→ Stored rows

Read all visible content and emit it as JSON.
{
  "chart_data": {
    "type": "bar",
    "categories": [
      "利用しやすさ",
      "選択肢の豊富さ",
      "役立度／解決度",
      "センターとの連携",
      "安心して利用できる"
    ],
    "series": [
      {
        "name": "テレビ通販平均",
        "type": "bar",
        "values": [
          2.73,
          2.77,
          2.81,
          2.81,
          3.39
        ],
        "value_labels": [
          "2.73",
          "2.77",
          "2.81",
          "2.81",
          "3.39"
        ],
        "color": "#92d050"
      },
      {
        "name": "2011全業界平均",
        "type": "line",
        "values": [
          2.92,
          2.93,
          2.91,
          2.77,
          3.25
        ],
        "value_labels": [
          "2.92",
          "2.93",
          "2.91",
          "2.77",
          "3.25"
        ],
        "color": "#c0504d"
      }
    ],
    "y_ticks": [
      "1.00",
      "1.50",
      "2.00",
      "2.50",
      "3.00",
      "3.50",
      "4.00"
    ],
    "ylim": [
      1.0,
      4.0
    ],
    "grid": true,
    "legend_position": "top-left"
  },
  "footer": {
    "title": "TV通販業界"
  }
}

→ Required work
Every entry must be quoted exactly as it appears above.

→ Written solution
Read all visible content and emit it as JSON.
{
  "chart_data": {
    "type": "bar",
    "categories": [
      "利用しやすさ",
      "選択肢の豊富さ",
      "役立度／解決度",
      "センターとの連携",
      "安心して利用できる"
    ],
    "series": [
      {
        "name": "テレビ通販平均",
        "type": "bar",
        "values": [
          2.73,
          2.77,
          2.81,
          2.81,
          3.39
        ],
        "value_labels": [
          "2.73",
          "2.77",
          "2.81",
          "2.81",
          "3.39"
        ],
        "color": "#92d050"
      },
      {
        "name": "2011全業界平均",
        "type": "line",
        "values": [
          2.92,
          2.93,
          2.91,
          2.77,
          3.25
        ],
        "value_labels": [
          "2.92",
          "2.93",
          "2.91",
          "2.77",
          "3.25"
        ],
        "color": "#c0504d"
      }
    ],
    "y_ticks": [
      "1.00",
      "1.50",
      "2.00",
      "2.50",
      "3.00",
      "3.50",
      "4.00"
    ],
    "ylim": [
      1.0,
      4.0
    ],
    "grid": true,
    "legend_position": "top-left"
  },
  "footer": {
    "title": "TV通販業界"
  }
}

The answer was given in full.